### WHAT IS BEING ASKED
Filter this material down to the lines that hold "threshold", copying each one.

───── PROVIDED RECORDS

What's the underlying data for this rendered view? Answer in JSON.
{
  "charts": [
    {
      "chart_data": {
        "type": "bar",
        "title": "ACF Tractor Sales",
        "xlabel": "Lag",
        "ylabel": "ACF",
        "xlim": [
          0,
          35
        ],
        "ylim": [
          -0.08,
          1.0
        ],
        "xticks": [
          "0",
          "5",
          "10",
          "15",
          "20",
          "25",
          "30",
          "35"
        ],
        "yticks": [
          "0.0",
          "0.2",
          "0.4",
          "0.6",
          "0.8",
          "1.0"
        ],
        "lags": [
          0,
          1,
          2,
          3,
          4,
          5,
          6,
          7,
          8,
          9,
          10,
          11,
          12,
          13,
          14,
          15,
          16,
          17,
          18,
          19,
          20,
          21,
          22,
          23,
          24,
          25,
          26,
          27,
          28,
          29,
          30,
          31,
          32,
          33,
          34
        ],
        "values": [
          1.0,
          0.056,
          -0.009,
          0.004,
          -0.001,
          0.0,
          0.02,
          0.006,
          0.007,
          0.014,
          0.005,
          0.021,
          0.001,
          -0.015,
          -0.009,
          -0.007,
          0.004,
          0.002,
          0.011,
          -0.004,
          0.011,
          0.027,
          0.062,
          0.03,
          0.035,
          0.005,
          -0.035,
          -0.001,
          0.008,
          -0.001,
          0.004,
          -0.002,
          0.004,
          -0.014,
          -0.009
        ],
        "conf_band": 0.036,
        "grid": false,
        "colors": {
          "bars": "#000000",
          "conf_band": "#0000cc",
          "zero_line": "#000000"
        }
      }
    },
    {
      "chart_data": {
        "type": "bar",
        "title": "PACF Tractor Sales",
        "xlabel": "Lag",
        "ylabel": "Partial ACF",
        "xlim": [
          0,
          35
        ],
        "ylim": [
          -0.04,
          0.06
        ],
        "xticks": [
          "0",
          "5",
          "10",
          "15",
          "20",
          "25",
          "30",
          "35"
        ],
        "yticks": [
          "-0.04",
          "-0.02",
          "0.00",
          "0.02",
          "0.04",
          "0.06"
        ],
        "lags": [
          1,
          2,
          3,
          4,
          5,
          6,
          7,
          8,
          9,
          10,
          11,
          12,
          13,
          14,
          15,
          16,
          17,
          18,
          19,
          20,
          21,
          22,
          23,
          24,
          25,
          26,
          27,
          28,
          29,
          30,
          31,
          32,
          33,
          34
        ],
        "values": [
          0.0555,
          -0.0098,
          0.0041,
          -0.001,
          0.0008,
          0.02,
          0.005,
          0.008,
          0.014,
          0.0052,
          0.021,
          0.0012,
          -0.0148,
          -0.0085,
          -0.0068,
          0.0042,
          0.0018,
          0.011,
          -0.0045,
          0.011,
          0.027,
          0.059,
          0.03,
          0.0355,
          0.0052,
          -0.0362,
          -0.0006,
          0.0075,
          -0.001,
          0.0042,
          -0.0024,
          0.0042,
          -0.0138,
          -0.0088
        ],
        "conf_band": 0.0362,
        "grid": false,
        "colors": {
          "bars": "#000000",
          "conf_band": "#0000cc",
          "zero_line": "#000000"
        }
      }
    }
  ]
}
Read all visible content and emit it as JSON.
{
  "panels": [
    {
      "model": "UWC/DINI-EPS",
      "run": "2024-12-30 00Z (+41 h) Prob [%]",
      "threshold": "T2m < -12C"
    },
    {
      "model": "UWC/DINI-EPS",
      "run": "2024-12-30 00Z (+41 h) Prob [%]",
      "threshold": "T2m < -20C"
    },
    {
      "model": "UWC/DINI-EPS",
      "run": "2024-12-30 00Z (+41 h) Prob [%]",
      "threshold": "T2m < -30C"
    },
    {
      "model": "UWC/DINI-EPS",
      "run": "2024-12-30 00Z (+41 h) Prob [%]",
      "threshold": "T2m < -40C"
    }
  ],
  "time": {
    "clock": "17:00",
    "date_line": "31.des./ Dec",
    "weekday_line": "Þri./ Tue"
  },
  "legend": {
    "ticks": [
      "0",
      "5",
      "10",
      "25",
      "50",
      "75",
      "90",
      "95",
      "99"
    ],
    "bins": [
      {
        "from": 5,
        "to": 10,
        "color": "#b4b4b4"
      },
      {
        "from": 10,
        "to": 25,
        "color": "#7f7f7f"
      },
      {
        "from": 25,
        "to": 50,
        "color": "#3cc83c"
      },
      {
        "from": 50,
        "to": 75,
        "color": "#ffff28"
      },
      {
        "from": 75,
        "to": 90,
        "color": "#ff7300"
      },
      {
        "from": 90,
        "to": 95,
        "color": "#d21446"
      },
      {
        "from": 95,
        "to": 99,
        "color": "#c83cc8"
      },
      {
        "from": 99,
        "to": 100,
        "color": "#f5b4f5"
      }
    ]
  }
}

──────────

### ANSWER
      "threshold": "T2m < -12C"
      "threshold": "T2m < -20C"
      "threshold": "T2m < -30C"
      "threshold": "T2m < -40C"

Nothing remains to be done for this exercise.